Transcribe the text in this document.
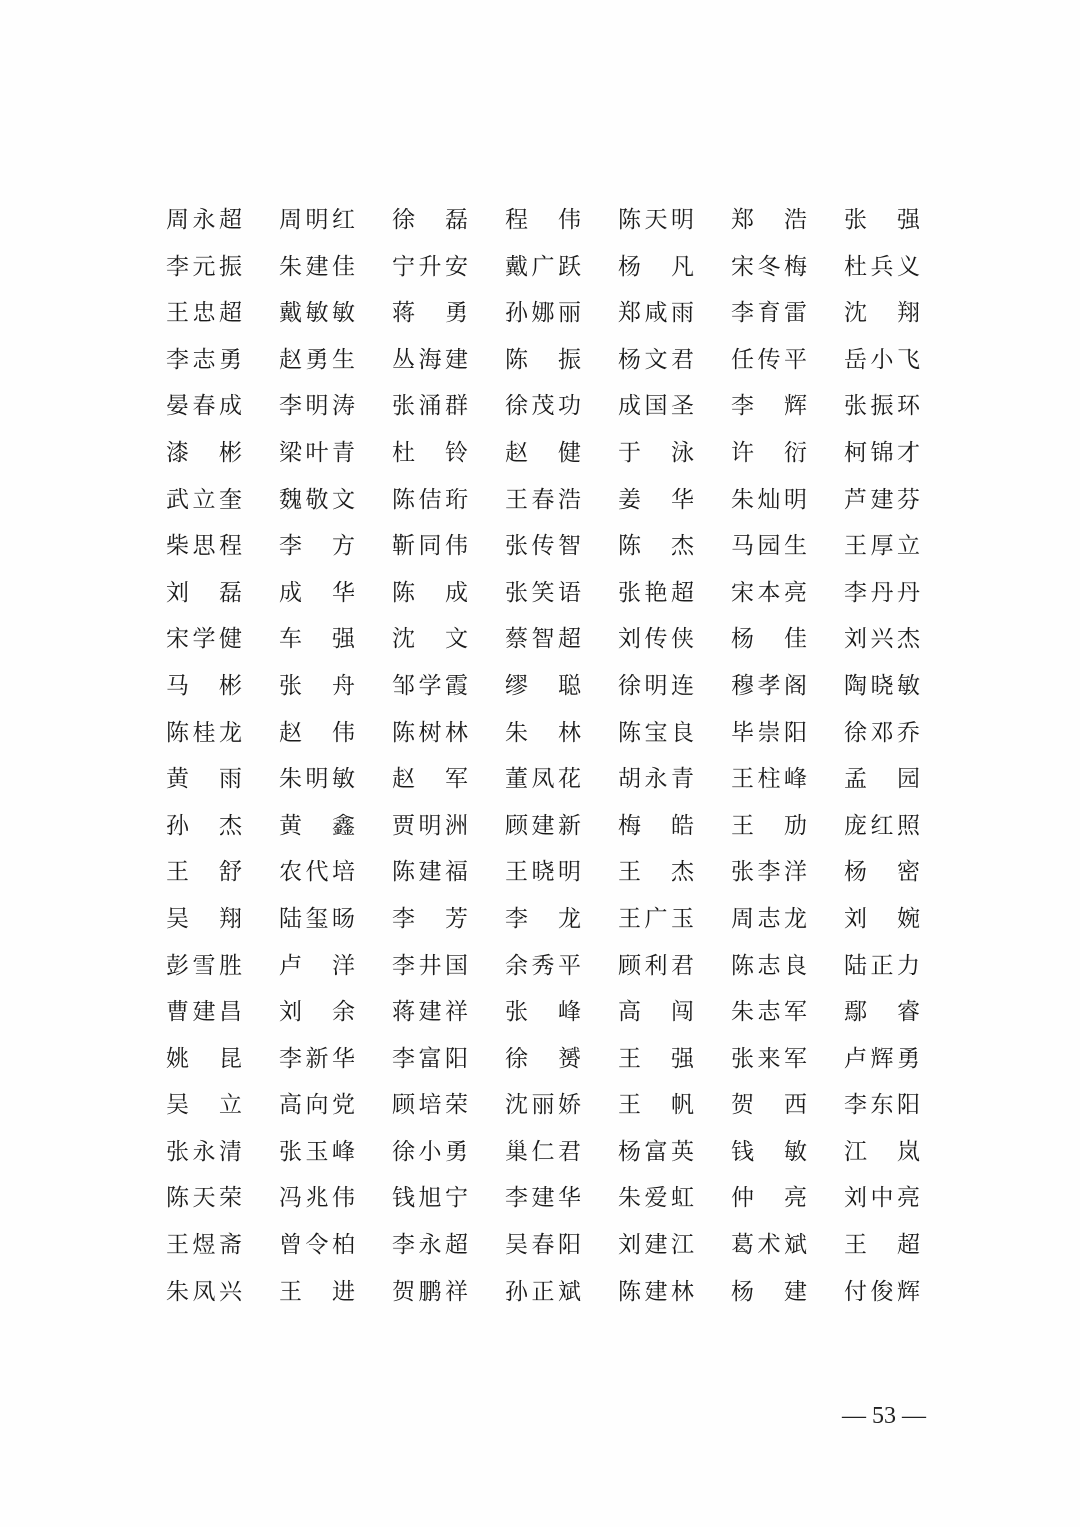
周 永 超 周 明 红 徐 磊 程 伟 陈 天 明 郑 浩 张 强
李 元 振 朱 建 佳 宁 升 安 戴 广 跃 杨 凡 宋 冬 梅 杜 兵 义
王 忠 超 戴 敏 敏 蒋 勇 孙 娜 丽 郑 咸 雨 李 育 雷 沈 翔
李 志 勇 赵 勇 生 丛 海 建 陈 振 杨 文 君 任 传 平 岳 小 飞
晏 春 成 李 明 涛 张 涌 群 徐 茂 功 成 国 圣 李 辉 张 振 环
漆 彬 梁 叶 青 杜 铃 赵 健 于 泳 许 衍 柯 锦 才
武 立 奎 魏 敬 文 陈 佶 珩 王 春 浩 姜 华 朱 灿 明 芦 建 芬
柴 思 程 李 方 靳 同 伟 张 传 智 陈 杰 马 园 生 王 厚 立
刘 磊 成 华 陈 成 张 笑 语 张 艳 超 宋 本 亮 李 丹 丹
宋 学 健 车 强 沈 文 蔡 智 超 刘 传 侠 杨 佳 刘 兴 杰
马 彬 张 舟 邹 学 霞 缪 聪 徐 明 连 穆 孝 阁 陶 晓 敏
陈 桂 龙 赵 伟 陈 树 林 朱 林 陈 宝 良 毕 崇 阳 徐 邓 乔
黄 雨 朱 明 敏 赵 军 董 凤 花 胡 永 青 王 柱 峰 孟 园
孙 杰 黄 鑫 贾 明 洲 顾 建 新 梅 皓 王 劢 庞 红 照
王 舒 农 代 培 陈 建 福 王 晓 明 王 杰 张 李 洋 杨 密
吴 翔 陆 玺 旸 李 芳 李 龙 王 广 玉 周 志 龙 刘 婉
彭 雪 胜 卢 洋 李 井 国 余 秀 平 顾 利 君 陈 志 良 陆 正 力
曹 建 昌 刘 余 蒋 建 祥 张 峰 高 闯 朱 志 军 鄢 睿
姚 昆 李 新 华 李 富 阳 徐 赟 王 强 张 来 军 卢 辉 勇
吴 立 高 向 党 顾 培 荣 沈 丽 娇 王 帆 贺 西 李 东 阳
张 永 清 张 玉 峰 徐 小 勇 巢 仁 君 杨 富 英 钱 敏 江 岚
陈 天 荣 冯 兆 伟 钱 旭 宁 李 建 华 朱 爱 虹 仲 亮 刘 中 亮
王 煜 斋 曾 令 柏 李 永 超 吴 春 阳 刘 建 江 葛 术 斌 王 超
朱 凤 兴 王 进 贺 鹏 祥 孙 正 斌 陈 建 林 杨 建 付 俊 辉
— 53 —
━━━━
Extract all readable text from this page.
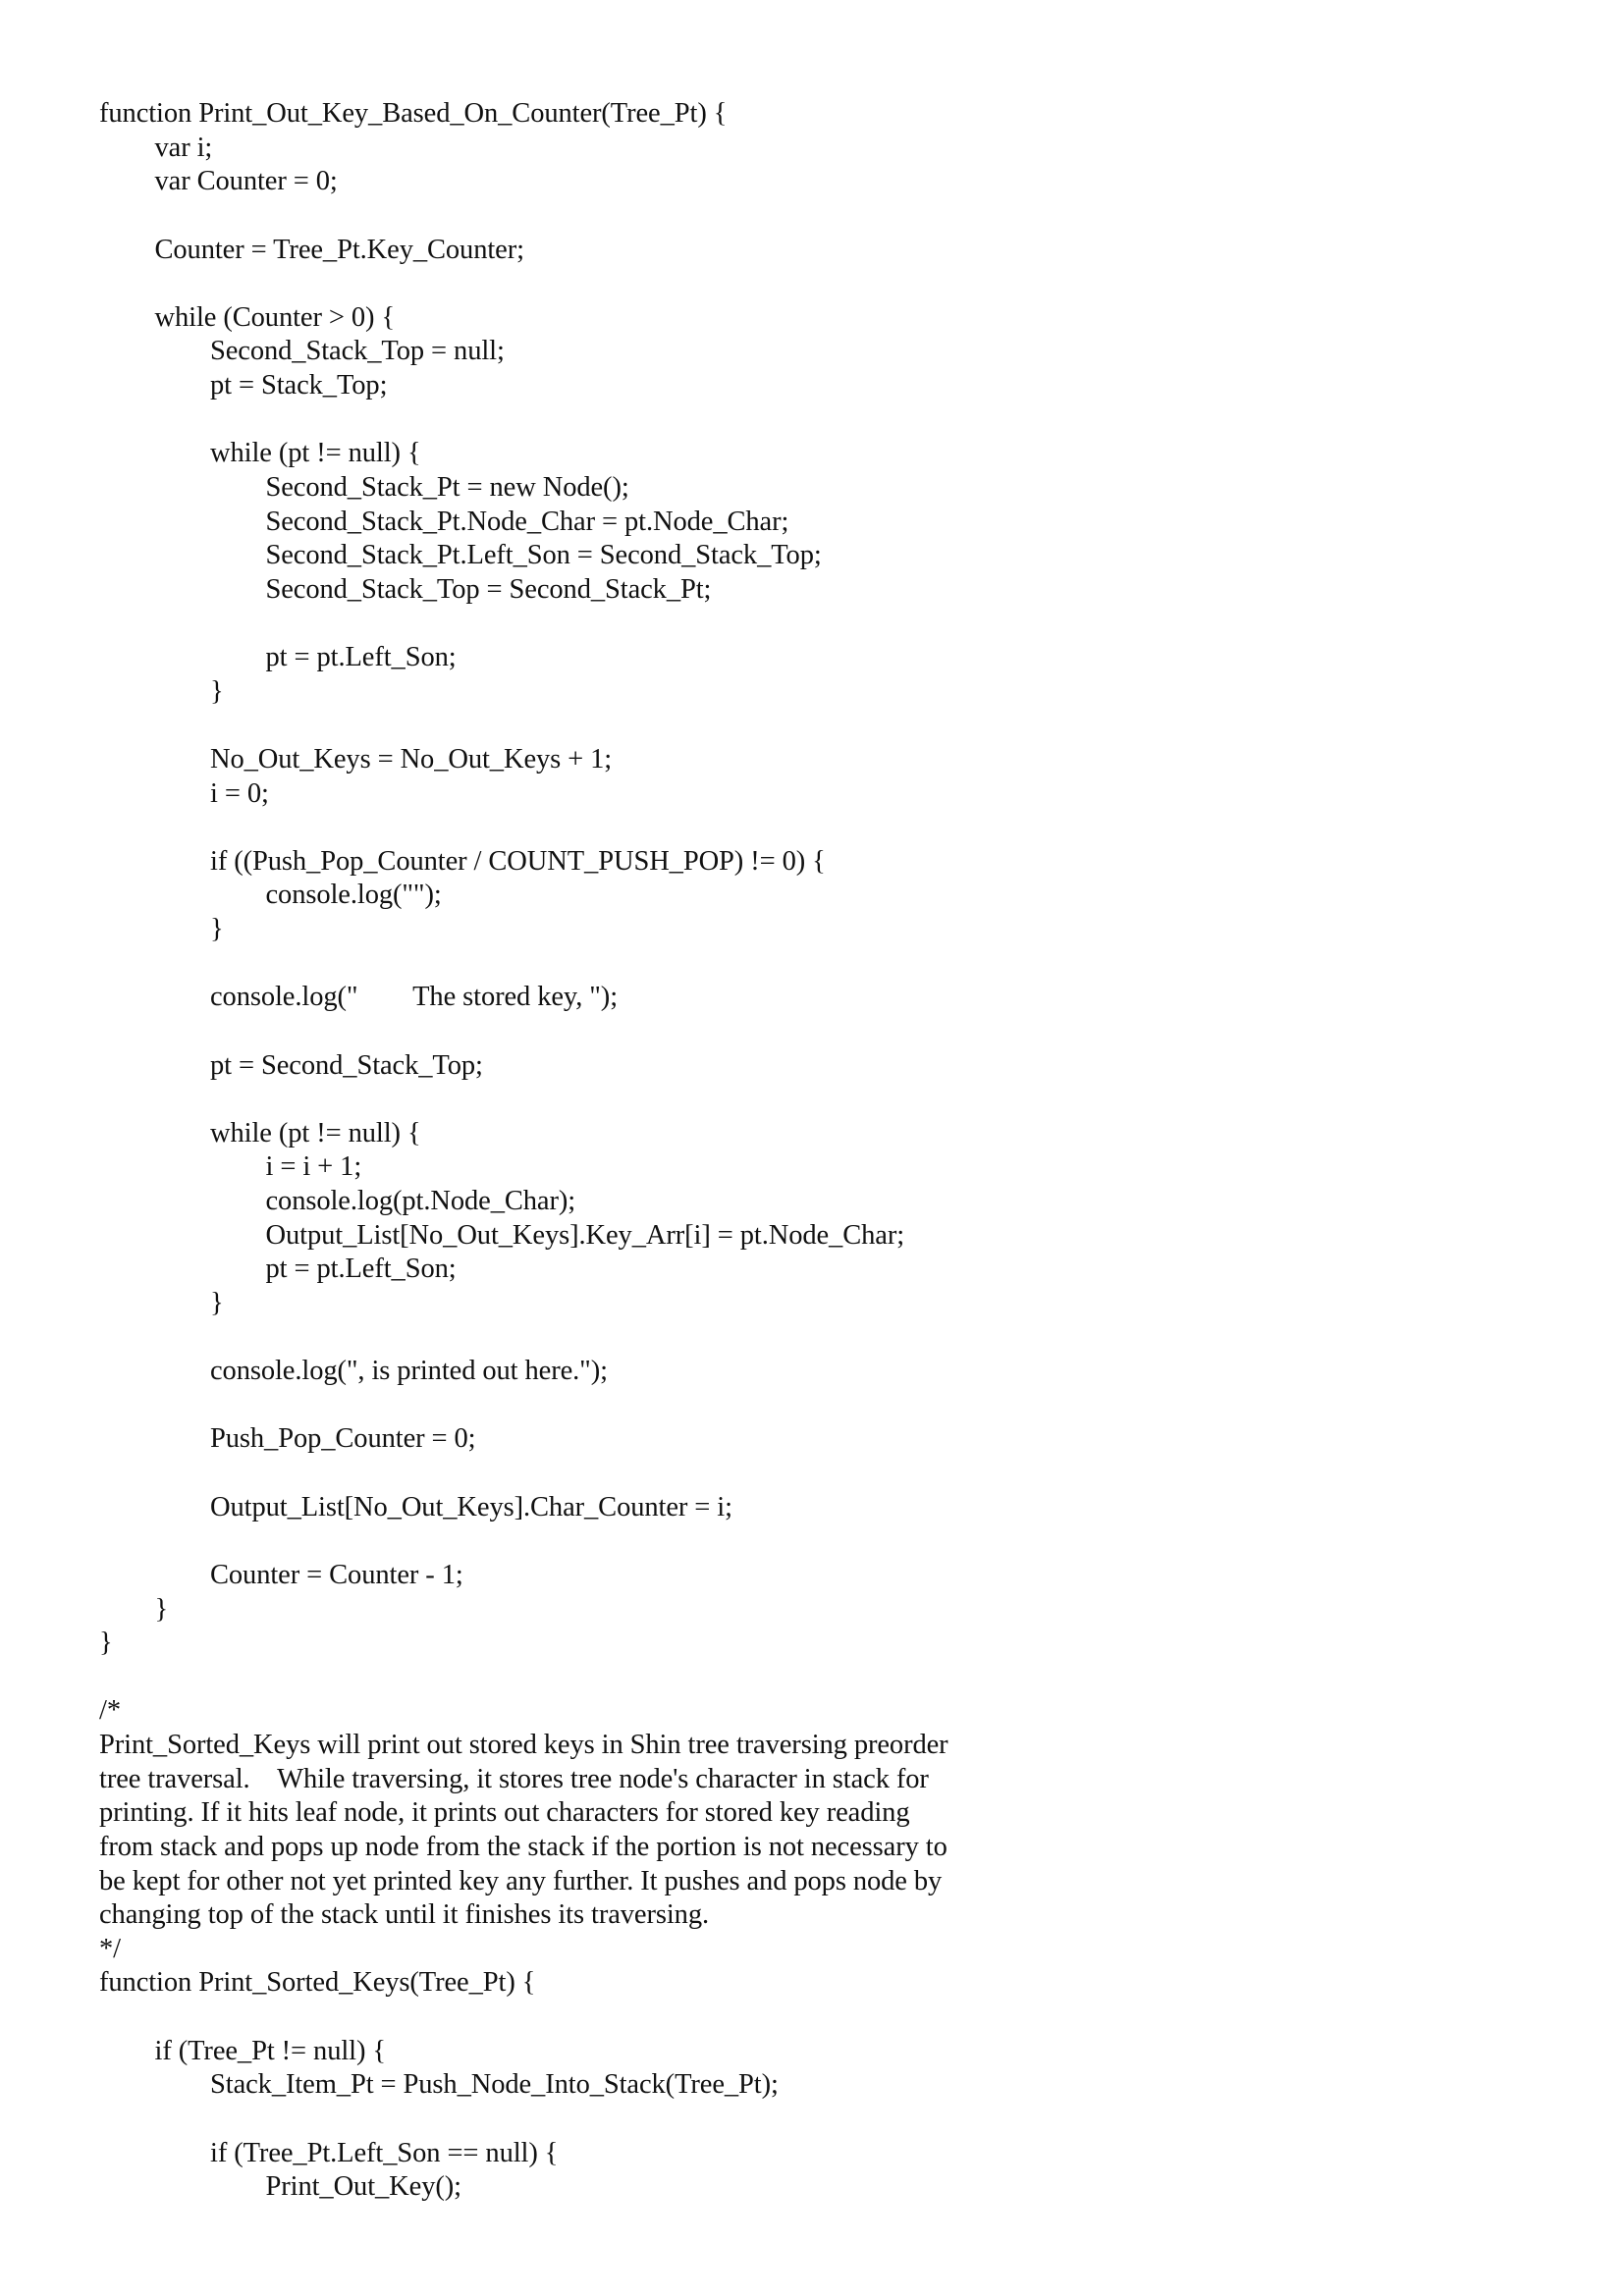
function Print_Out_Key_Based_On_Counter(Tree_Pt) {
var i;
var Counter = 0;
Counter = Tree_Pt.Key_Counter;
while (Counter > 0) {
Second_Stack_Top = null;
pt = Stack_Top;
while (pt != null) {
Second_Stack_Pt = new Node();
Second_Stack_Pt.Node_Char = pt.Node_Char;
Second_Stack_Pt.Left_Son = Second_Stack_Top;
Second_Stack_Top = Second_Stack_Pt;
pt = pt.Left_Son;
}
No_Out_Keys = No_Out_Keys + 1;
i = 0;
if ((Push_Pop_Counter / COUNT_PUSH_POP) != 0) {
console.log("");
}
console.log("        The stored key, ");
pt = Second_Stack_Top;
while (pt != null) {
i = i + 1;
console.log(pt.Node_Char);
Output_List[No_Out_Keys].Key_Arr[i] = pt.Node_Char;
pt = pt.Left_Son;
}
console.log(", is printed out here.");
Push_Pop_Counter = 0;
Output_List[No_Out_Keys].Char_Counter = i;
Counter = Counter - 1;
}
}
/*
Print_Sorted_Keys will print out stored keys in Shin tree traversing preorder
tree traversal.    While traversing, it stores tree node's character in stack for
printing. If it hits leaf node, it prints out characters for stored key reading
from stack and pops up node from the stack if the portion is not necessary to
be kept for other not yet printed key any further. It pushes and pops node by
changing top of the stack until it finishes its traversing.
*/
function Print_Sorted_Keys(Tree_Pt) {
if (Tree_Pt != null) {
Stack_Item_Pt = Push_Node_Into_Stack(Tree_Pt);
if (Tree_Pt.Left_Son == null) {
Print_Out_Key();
━━━━
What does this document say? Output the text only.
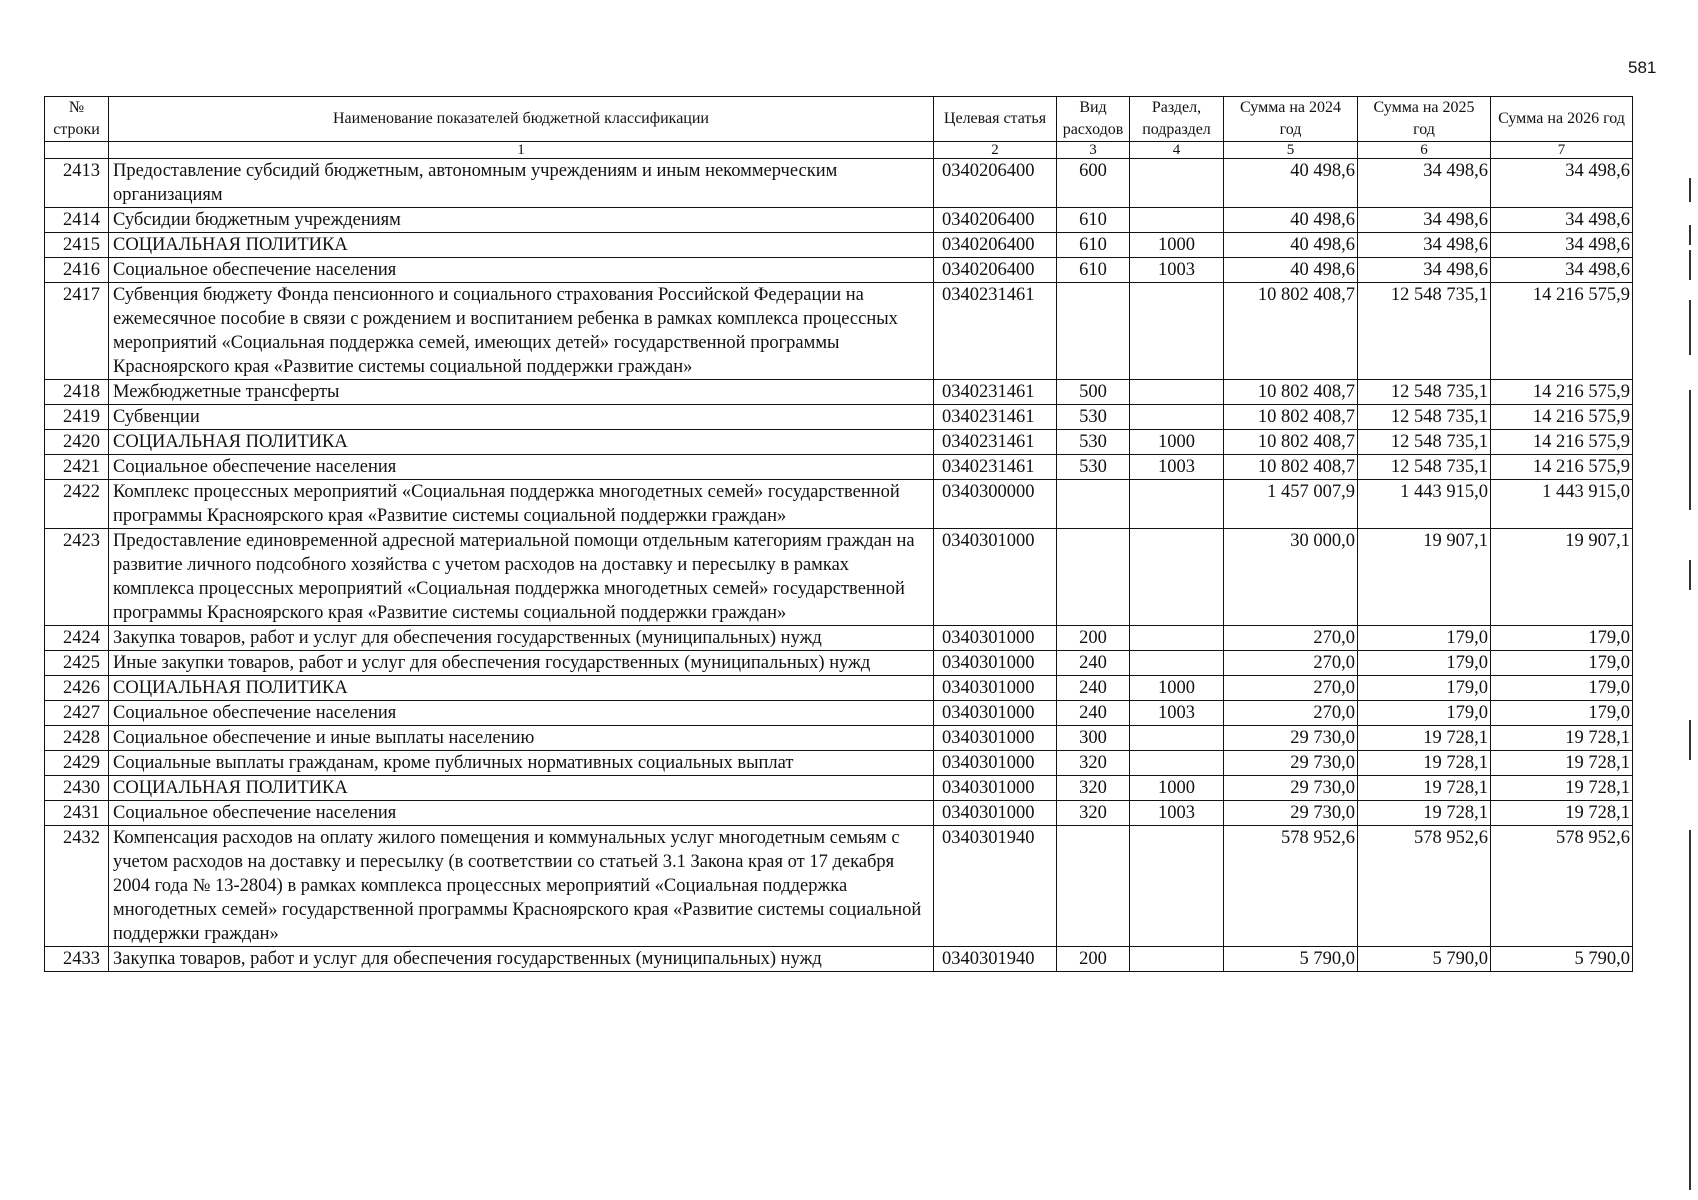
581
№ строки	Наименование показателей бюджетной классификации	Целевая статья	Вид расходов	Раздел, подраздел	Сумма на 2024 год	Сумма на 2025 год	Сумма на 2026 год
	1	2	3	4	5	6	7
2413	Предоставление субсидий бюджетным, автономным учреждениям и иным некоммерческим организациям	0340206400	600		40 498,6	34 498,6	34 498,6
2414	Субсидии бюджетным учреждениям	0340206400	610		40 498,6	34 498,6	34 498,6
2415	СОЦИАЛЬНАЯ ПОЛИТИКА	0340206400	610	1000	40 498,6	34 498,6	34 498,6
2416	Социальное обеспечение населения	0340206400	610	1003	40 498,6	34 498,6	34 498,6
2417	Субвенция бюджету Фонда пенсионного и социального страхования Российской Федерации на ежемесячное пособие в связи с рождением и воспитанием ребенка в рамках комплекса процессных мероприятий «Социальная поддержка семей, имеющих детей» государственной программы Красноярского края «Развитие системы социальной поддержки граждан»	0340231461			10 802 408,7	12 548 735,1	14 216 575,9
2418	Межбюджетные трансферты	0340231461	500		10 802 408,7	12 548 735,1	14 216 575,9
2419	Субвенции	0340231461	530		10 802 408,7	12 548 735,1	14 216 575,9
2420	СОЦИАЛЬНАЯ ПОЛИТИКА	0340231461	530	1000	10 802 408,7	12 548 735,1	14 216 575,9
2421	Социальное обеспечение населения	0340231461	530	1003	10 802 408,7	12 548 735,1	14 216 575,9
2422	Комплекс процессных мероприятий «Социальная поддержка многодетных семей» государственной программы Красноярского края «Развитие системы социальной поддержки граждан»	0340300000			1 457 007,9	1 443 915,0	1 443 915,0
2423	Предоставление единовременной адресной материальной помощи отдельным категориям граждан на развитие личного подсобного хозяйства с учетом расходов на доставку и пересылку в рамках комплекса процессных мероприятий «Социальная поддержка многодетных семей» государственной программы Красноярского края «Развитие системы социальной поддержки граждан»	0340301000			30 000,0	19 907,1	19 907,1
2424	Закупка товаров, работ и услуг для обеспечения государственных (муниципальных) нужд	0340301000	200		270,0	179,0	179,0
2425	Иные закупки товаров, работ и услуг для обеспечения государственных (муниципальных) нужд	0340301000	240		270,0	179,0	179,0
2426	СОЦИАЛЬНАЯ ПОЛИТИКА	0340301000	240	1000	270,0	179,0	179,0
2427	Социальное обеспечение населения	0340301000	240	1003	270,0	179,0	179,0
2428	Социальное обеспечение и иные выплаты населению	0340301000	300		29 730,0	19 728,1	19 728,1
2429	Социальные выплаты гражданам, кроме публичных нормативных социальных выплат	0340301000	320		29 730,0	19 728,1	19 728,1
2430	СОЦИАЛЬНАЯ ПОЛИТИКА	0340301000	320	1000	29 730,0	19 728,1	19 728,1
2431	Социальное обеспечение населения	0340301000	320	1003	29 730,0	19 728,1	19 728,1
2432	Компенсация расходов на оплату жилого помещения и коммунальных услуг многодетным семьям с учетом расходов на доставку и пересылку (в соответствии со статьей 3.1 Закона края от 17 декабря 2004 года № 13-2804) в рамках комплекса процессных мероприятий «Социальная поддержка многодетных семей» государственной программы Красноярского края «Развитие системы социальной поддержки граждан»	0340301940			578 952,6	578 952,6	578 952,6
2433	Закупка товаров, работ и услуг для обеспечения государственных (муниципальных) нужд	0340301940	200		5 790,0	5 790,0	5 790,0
━━━━
TASK:
What is the number of lines in the records above that include the word "from"? Reply with that number and nothing more.

REPLY TO THE TASK:
2